Repeat, exactly and completely, the material that follows. Omit the pictures.

→ Figure dataset records:
»»
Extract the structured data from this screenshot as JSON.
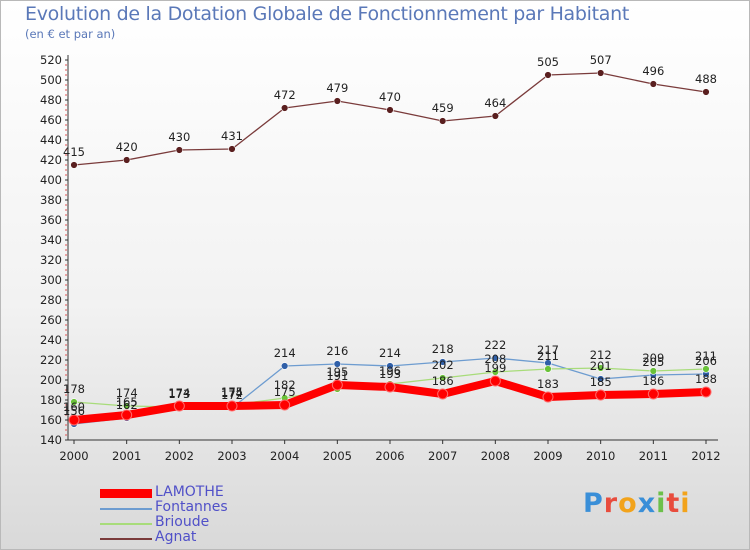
{
  "title": "Evolution de la Dotation Globale de Fonctionnement par Habitant",
  "subtitle": "(en € et par an)",
  "brand": "Proxiti",
  "chart_data": {
    "type": "line",
    "title": "Evolution de la Dotation Globale de Fonctionnement par Habitant",
    "subtitle": "(en € et par an)",
    "xlabel": "",
    "ylabel": "",
    "ylim": [
      140,
      520
    ],
    "ytick_step": 20,
    "grid": false,
    "legend_position": "bottom-left",
    "x": [
      "2000",
      "2001",
      "2002",
      "2003",
      "2004",
      "2005",
      "2006",
      "2007",
      "2008",
      "2009",
      "2010",
      "2011",
      "2012"
    ],
    "series": [
      {
        "name": "Agnat",
        "color": "#7a3b3b",
        "marker": "#5a1f1f",
        "width": 1.3,
        "values": [
          415,
          420,
          430,
          431,
          472,
          479,
          470,
          459,
          464,
          505,
          507,
          496,
          488
        ]
      },
      {
        "name": "Fontannes",
        "color": "#6d9cd0",
        "marker": "#2f5fa8",
        "width": 1.3,
        "values": [
          156,
          162,
          174,
          172,
          214,
          216,
          214,
          218,
          222,
          217,
          201,
          205,
          206
        ]
      },
      {
        "name": "Brioude",
        "color": "#a8dc7a",
        "marker": "#69c238",
        "width": 1.3,
        "values": [
          178,
          174,
          173,
          175,
          182,
          191,
          196,
          202,
          208,
          211,
          212,
          209,
          211
        ]
      },
      {
        "name": "LAMOTHE",
        "color": "#ff0000",
        "marker": "#ff0000",
        "width": 8,
        "values": [
          160,
          165,
          174,
          174,
          175,
          195,
          193,
          186,
          199,
          183,
          185,
          186,
          188
        ]
      }
    ]
  },
  "legend": [
    {
      "name": "LAMOTHE",
      "color": "#ff0000"
    },
    {
      "name": "Fontannes",
      "color": "#6d9cd0"
    },
    {
      "name": "Brioude",
      "color": "#a8dc7a"
    },
    {
      "name": "Agnat",
      "color": "#7a3b3b"
    }
  ]
}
««
→ CORRECT RESULT:
Extract the structured data from this screenshot as JSON.
{
  "title": "Evolution de la Dotation Globale de Fonctionnement par Habitant",
  "subtitle": "(en € et par an)",
  "brand": "Proxiti",
  "chart_data": {
    "type": "line",
    "title": "Evolution de la Dotation Globale de Fonctionnement par Habitant",
    "subtitle": "(en € et par an)",
    "xlabel": "",
    "ylabel": "",
    "ylim": [
      140,
      520
    ],
    "ytick_step": 20,
    "grid": false,
    "legend_position": "bottom-left",
    "x": [
      "2000",
      "2001",
      "2002",
      "2003",
      "2004",
      "2005",
      "2006",
      "2007",
      "2008",
      "2009",
      "2010",
      "2011",
      "2012"
    ],
    "series": [
      {
        "name": "Agnat",
        "color": "#7a3b3b",
        "marker": "#5a1f1f",
        "width": 1.3,
        "values": [
          415,
          420,
          430,
          431,
          472,
          479,
          470,
          459,
          464,
          505,
          507,
          496,
          488
        ]
      },
      {
        "name": "Fontannes",
        "color": "#6d9cd0",
        "marker": "#2f5fa8",
        "width": 1.3,
        "values": [
          156,
          162,
          174,
          172,
          214,
          216,
          214,
          218,
          222,
          217,
          201,
          205,
          206
        ]
      },
      {
        "name": "Brioude",
        "color": "#a8dc7a",
        "marker": "#69c238",
        "width": 1.3,
        "values": [
          178,
          174,
          173,
          175,
          182,
          191,
          196,
          202,
          208,
          211,
          212,
          209,
          211
        ]
      },
      {
        "name": "LAMOTHE",
        "color": "#ff0000",
        "marker": "#ff0000",
        "width": 8,
        "values": [
          160,
          165,
          174,
          174,
          175,
          195,
          193,
          186,
          199,
          183,
          185,
          186,
          188
        ]
      }
    ]
  },
  "legend": [
    {
      "name": "LAMOTHE",
      "color": "#ff0000"
    },
    {
      "name": "Fontannes",
      "color": "#6d9cd0"
    },
    {
      "name": "Brioude",
      "color": "#a8dc7a"
    },
    {
      "name": "Agnat",
      "color": "#7a3b3b"
    }
  ]
}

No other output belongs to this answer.